Brief: Go through the listing and return every line with "text" in it.
━━━━━━━━━━━━━━━━━━━━━━━━━━━━━━
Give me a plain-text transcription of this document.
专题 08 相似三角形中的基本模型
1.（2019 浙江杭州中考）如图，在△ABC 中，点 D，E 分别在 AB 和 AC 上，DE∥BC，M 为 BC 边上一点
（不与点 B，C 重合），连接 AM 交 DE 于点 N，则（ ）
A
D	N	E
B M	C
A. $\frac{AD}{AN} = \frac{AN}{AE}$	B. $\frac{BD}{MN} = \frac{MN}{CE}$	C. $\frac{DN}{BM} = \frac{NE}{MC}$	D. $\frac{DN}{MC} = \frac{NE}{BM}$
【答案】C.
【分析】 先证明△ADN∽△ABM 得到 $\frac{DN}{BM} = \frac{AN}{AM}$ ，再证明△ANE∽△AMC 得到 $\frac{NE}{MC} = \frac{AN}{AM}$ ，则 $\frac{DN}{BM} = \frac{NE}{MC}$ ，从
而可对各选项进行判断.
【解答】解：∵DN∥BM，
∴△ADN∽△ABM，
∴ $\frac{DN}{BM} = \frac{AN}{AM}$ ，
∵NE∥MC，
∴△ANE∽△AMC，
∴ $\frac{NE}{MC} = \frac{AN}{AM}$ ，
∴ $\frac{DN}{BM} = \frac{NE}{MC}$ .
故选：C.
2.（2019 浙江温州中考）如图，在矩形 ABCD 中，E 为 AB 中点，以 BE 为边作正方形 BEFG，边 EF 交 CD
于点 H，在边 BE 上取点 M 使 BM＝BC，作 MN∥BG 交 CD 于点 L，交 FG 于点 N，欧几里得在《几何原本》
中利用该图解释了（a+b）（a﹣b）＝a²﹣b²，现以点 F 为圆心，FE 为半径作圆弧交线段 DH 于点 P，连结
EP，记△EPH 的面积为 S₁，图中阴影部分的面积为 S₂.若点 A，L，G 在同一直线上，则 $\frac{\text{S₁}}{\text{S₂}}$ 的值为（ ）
━━━━━━━━━━━━━━━━━━━━━━━━━━━━━━
Solution to this task:
Give me a plain-text transcription of this document.
EP，记△EPH 的面积为 S₁，图中阴影部分的面积为 S₂.若点 A，L，G 在同一直线上，则 $\frac{\text{S₁}}{\text{S₂}}$ 的值为（ ）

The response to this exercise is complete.